* **DATA IN THIS EXERCISE**:
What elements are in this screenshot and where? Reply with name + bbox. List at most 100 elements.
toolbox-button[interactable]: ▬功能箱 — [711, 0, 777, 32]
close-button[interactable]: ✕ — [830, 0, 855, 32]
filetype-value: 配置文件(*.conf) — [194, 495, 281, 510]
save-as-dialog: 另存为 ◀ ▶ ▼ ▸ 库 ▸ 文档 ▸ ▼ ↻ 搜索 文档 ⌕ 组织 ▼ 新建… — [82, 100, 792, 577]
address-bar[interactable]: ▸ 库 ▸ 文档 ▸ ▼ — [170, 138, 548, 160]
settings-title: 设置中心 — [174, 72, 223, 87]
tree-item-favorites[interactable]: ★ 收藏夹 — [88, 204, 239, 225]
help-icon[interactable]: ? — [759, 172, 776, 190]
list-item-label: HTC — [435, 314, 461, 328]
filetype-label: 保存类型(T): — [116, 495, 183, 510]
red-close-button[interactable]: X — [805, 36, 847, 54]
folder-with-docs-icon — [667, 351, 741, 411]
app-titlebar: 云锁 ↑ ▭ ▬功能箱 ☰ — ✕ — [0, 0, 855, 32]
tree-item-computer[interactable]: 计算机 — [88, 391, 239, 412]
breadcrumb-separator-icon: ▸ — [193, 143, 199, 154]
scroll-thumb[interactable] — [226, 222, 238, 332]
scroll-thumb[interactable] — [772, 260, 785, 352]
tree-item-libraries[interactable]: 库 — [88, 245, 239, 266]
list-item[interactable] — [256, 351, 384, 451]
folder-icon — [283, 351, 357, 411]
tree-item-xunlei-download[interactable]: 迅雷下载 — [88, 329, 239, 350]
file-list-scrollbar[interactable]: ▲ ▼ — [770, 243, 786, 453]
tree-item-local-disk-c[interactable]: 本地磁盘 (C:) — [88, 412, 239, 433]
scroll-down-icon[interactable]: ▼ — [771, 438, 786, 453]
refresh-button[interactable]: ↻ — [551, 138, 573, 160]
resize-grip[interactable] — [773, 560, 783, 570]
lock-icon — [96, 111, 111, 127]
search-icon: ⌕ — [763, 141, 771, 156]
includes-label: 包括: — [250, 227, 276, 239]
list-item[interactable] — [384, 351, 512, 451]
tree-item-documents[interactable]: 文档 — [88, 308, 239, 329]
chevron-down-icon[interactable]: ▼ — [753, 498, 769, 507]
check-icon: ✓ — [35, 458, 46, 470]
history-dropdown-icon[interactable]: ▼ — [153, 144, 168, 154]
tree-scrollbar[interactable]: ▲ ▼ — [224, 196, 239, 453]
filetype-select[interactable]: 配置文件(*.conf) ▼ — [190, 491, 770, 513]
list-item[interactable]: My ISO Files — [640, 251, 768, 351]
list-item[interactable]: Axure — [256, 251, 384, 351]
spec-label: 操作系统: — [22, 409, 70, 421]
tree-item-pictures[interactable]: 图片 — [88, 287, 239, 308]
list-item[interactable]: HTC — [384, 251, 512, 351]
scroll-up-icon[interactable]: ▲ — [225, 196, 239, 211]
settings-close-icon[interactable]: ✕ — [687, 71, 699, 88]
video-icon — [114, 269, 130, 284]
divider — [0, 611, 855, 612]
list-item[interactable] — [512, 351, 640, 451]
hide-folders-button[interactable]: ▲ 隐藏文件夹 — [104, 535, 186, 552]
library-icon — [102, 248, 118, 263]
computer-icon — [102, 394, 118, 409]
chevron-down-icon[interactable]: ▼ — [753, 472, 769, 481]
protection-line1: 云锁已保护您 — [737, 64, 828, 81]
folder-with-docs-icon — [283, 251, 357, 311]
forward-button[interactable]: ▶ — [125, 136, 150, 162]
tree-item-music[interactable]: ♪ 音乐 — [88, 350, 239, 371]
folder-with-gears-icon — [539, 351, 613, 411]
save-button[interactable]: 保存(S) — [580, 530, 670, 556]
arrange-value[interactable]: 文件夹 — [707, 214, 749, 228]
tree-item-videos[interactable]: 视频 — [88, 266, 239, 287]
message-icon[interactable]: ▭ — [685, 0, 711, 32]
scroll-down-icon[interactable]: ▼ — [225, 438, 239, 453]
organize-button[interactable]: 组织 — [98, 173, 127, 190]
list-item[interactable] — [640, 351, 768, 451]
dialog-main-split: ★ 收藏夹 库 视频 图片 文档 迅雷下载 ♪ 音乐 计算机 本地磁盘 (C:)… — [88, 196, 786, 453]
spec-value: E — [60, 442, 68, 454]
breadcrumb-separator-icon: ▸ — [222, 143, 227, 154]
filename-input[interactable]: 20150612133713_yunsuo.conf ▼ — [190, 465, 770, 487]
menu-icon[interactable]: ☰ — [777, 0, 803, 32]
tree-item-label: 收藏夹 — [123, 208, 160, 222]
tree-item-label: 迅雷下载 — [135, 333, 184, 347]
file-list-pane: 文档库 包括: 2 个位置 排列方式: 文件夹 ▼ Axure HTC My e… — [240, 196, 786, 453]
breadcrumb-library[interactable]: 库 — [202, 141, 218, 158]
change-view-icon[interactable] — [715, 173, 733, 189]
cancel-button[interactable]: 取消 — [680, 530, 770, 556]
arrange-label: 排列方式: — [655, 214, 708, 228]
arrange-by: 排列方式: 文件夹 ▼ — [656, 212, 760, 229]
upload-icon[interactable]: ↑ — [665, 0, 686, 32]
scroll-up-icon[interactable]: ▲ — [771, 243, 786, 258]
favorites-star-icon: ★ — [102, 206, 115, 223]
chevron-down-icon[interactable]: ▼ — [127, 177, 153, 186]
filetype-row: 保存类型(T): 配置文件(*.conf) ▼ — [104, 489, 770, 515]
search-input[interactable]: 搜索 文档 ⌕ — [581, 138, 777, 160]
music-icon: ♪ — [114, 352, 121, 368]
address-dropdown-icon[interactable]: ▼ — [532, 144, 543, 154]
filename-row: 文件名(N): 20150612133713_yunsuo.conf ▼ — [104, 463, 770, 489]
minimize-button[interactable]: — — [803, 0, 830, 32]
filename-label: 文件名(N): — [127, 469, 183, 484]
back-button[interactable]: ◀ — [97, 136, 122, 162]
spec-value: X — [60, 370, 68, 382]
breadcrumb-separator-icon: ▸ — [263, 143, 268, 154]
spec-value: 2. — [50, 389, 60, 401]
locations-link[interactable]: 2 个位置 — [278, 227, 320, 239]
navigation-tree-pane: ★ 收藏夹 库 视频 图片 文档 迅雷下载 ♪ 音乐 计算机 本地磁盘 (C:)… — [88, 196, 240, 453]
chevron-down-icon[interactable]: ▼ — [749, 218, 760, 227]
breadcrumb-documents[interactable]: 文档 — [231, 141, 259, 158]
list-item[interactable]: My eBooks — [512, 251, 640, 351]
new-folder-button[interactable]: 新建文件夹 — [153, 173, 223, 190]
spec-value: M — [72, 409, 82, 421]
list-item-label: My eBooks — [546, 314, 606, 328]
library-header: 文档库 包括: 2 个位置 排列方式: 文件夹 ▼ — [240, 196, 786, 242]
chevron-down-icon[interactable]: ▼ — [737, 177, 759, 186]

* **THE TASK**:
Switch every "tree-item" to "folder-item" in the data from its first line through the line containing "check-icon: ✓ — [35, 458, 46, 470]", inclusive. Give back only those lines, with nothing else changed.

* **TASK OUTPUT**:
What elements are in this screenshot and where? Reply with name + bbox. List at most 100 elements.
toolbox-button[interactable]: ▬功能箱 — [711, 0, 777, 32]
close-button[interactable]: ✕ — [830, 0, 855, 32]
filetype-value: 配置文件(*.conf) — [194, 495, 281, 510]
save-as-dialog: 另存为 ◀ ▶ ▼ ▸ 库 ▸ 文档 ▸ ▼ ↻ 搜索 文档 ⌕ 组织 ▼ 新建… — [82, 100, 792, 577]
address-bar[interactable]: ▸ 库 ▸ 文档 ▸ ▼ — [170, 138, 548, 160]
settings-title: 设置中心 — [174, 72, 223, 87]
folder-item-favorites[interactable]: ★ 收藏夹 — [88, 204, 239, 225]
help-icon[interactable]: ? — [759, 172, 776, 190]
list-item-label: HTC — [435, 314, 461, 328]
filetype-label: 保存类型(T): — [116, 495, 183, 510]
red-close-button[interactable]: X — [805, 36, 847, 54]
folder-with-docs-icon — [667, 351, 741, 411]
app-titlebar: 云锁 ↑ ▭ ▬功能箱 ☰ — ✕ — [0, 0, 855, 32]
folder-item-computer[interactable]: 计算机 — [88, 391, 239, 412]
breadcrumb-separator-icon: ▸ — [193, 143, 199, 154]
scroll-thumb[interactable] — [226, 222, 238, 332]
scroll-thumb[interactable] — [772, 260, 785, 352]
folder-item-libraries[interactable]: 库 — [88, 245, 239, 266]
list-item[interactable] — [256, 351, 384, 451]
folder-icon — [283, 351, 357, 411]
folder-item-xunlei-download[interactable]: 迅雷下载 — [88, 329, 239, 350]
file-list-scrollbar[interactable]: ▲ ▼ — [770, 243, 786, 453]
folder-item-local-disk-c[interactable]: 本地磁盘 (C:) — [88, 412, 239, 433]
scroll-down-icon[interactable]: ▼ — [771, 438, 786, 453]
refresh-button[interactable]: ↻ — [551, 138, 573, 160]
resize-grip[interactable] — [773, 560, 783, 570]
lock-icon — [96, 111, 111, 127]
search-icon: ⌕ — [763, 141, 771, 156]
includes-label: 包括: — [250, 227, 276, 239]
list-item[interactable] — [384, 351, 512, 451]
folder-item-documents[interactable]: 文档 — [88, 308, 239, 329]
chevron-down-icon[interactable]: ▼ — [753, 498, 769, 507]
check-icon: ✓ — [35, 458, 46, 470]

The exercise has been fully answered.